**WHAT TO DO**.
Copy the lines that follow, keeping every character the same.

(Stored entries)
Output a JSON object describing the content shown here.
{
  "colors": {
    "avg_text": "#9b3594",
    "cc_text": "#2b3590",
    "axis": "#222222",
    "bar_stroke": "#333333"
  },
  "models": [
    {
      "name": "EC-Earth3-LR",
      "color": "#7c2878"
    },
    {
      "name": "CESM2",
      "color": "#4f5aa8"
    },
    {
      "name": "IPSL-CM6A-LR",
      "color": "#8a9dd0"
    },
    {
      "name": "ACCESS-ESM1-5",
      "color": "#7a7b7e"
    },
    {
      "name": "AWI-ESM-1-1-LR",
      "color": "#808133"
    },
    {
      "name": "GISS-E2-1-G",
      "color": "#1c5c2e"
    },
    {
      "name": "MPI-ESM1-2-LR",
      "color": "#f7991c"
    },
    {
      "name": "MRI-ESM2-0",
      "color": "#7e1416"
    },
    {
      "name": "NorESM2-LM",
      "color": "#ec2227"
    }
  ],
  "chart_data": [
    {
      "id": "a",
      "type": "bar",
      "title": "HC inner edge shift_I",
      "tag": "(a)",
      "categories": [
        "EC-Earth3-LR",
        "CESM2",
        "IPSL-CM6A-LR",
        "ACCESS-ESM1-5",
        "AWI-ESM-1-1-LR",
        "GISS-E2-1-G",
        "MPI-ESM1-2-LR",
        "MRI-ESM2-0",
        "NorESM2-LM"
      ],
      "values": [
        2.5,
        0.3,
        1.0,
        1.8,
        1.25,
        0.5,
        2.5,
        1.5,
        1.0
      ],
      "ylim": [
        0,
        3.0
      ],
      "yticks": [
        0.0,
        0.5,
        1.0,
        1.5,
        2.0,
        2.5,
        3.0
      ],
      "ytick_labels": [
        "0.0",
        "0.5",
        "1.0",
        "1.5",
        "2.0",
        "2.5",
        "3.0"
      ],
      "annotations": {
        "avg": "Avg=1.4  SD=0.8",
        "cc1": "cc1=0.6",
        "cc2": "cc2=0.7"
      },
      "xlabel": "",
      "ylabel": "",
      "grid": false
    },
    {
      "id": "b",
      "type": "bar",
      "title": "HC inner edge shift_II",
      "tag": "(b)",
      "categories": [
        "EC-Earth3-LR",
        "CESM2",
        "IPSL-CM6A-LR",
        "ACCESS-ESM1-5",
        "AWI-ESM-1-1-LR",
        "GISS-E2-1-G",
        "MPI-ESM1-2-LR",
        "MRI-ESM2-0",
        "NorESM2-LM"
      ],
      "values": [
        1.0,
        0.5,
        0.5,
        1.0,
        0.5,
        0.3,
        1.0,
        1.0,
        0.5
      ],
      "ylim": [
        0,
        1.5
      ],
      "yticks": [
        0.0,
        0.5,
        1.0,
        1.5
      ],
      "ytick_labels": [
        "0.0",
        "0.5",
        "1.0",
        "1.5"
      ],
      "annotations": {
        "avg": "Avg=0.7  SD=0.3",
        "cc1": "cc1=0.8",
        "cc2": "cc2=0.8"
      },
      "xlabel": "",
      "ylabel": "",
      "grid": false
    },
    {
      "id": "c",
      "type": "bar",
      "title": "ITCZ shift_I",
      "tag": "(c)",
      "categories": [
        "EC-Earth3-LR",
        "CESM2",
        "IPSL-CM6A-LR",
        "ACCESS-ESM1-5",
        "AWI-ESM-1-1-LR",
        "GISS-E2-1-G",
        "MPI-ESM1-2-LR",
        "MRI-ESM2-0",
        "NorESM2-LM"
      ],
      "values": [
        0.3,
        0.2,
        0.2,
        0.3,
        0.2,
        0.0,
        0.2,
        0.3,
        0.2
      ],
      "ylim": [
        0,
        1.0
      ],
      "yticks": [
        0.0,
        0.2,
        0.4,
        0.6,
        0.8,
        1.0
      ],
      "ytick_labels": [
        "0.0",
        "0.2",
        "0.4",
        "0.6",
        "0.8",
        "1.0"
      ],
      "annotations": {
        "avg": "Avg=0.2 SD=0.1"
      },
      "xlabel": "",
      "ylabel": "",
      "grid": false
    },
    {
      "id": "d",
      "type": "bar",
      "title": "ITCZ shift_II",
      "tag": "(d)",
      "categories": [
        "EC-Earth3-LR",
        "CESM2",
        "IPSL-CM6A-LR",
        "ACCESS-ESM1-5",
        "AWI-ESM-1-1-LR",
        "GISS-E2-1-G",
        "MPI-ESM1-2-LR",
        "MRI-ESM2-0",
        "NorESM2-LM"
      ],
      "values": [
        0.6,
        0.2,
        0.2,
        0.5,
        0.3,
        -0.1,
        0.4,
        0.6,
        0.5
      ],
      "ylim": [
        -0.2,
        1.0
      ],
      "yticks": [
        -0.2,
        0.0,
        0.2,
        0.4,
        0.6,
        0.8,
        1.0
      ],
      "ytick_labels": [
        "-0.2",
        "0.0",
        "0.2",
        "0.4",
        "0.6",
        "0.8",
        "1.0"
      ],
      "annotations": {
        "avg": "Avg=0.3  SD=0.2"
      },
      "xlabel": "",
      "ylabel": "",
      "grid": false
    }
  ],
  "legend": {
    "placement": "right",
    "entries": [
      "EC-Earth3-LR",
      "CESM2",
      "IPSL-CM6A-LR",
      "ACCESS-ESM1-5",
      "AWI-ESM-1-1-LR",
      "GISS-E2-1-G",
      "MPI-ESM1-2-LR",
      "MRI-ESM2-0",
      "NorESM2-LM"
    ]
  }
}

**THE ANSWER**.
Output a JSON object describing the content shown here.
{
  "colors": {
    "avg_text": "#9b3594",
    "cc_text": "#2b3590",
    "axis": "#222222",
    "bar_stroke": "#333333"
  },
  "models": [
    {
      "name": "EC-Earth3-LR",
      "color": "#7c2878"
    },
    {
      "name": "CESM2",
      "color": "#4f5aa8"
    },
    {
      "name": "IPSL-CM6A-LR",
      "color": "#8a9dd0"
    },
    {
      "name": "ACCESS-ESM1-5",
      "color": "#7a7b7e"
    },
    {
      "name": "AWI-ESM-1-1-LR",
      "color": "#808133"
    },
    {
      "name": "GISS-E2-1-G",
      "color": "#1c5c2e"
    },
    {
      "name": "MPI-ESM1-2-LR",
      "color": "#f7991c"
    },
    {
      "name": "MRI-ESM2-0",
      "color": "#7e1416"
    },
    {
      "name": "NorESM2-LM",
      "color": "#ec2227"
    }
  ],
  "chart_data": [
    {
      "id": "a",
      "type": "bar",
      "title": "HC inner edge shift_I",
      "tag": "(a)",
      "categories": [
        "EC-Earth3-LR",
        "CESM2",
        "IPSL-CM6A-LR",
        "ACCESS-ESM1-5",
        "AWI-ESM-1-1-LR",
        "GISS-E2-1-G",
        "MPI-ESM1-2-LR",
        "MRI-ESM2-0",
        "NorESM2-LM"
      ],
      "values": [
        2.5,
        0.3,
        1.0,
        1.8,
        1.25,
        0.5,
        2.5,
        1.5,
        1.0
      ],
      "ylim": [
        0,
        3.0
      ],
      "yticks": [
        0.0,
        0.5,
        1.0,
        1.5,
        2.0,
        2.5,
        3.0
      ],
      "ytick_labels": [
        "0.0",
        "0.5",
        "1.0",
        "1.5",
        "2.0",
        "2.5",
        "3.0"
      ],
      "annotations": {
        "avg": "Avg=1.4  SD=0.8",
        "cc1": "cc1=0.6",
        "cc2": "cc2=0.7"
      },
      "xlabel": "",
      "ylabel": "",
      "grid": false
    },
    {
      "id": "b",
      "type": "bar",
      "title": "HC inner edge shift_II",
      "tag": "(b)",
      "categories": [
        "EC-Earth3-LR",
        "CESM2",
        "IPSL-CM6A-LR",
        "ACCESS-ESM1-5",
        "AWI-ESM-1-1-LR",
        "GISS-E2-1-G",
        "MPI-ESM1-2-LR",
        "MRI-ESM2-0",
        "NorESM2-LM"
      ],
      "values": [
        1.0,
        0.5,
        0.5,
        1.0,
        0.5,
        0.3,
        1.0,
        1.0,
        0.5
      ],
      "ylim": [
        0,
        1.5
      ],
      "yticks": [
        0.0,
        0.5,
        1.0,
        1.5
      ],
      "ytick_labels": [
        "0.0",
        "0.5",
        "1.0",
        "1.5"
      ],
      "annotations": {
        "avg": "Avg=0.7  SD=0.3",
        "cc1": "cc1=0.8",
        "cc2": "cc2=0.8"
      },
      "xlabel": "",
      "ylabel": "",
      "grid": false
    },
    {
      "id": "c",
      "type": "bar",
      "title": "ITCZ shift_I",
      "tag": "(c)",
      "categories": [
        "EC-Earth3-LR",
        "CESM2",
        "IPSL-CM6A-LR",
        "ACCESS-ESM1-5",
        "AWI-ESM-1-1-LR",
        "GISS-E2-1-G",
        "MPI-ESM1-2-LR",
        "MRI-ESM2-0",
        "NorESM2-LM"
      ],
      "values": [
        0.3,
        0.2,
        0.2,
        0.3,
        0.2,
        0.0,
        0.2,
        0.3,
        0.2
      ],
      "ylim": [
        0,
        1.0
      ],
      "yticks": [
        0.0,
        0.2,
        0.4,
        0.6,
        0.8,
        1.0
      ],
      "ytick_labels": [
        "0.0",
        "0.2",
        "0.4",
        "0.6",
        "0.8",
        "1.0"
      ],
      "annotations": {
        "avg": "Avg=0.2 SD=0.1"
      },
      "xlabel": "",
      "ylabel": "",
      "grid": false
    },
    {
      "id": "d",
      "type": "bar",
      "title": "ITCZ shift_II",
      "tag": "(d)",
      "categories": [
        "EC-Earth3-LR",
        "CESM2",
        "IPSL-CM6A-LR",
        "ACCESS-ESM1-5",
        "AWI-ESM-1-1-LR",
        "GISS-E2-1-G",
        "MPI-ESM1-2-LR",
        "MRI-ESM2-0",
        "NorESM2-LM"
      ],
      "values": [
        0.6,
        0.2,
        0.2,
        0.5,
        0.3,
        -0.1,
        0.4,
        0.6,
        0.5
      ],
      "ylim": [
        -0.2,
        1.0
      ],
      "yticks": [
        -0.2,
        0.0,
        0.2,
        0.4,
        0.6,
        0.8,
        1.0
      ],
      "ytick_labels": [
        "-0.2",
        "0.0",
        "0.2",
        "0.4",
        "0.6",
        "0.8",
        "1.0"
      ],
      "annotations": {
        "avg": "Avg=0.3  SD=0.2"
      },
      "xlabel": "",
      "ylabel": "",
      "grid": false
    }
  ],
  "legend": {
    "placement": "right",
    "entries": [
      "EC-Earth3-LR",
      "CESM2",
      "IPSL-CM6A-LR",
      "ACCESS-ESM1-5",
      "AWI-ESM-1-1-LR",
      "GISS-E2-1-G",
      "MPI-ESM1-2-LR",
      "MRI-ESM2-0",
      "NorESM2-LM"
    ]
  }
}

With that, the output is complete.